Scan the lines below for "Reserves"; report the number of lines that contain it, and only that.

★ ★ ★ ★ ★

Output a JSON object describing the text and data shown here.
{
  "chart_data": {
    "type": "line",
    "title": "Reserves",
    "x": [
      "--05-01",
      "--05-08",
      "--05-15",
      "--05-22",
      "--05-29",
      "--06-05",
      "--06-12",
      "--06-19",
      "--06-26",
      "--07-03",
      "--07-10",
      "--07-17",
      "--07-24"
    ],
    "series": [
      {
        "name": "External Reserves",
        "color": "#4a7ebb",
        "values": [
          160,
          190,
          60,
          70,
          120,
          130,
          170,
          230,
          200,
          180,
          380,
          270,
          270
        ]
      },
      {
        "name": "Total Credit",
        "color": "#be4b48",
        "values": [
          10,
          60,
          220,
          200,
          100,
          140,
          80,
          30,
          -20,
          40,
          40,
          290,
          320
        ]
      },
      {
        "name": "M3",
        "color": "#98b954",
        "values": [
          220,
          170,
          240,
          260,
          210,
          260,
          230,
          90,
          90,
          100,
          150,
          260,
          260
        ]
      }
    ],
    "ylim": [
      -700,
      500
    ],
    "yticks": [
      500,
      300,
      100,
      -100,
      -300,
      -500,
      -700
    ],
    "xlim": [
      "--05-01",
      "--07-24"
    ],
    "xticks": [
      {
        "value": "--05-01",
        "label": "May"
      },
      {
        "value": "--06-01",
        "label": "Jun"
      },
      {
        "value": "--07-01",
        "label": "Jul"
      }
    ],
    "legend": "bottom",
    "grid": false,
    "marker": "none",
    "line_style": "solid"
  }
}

★ ★ ★ ★ ★

FULL OUTPUT | 2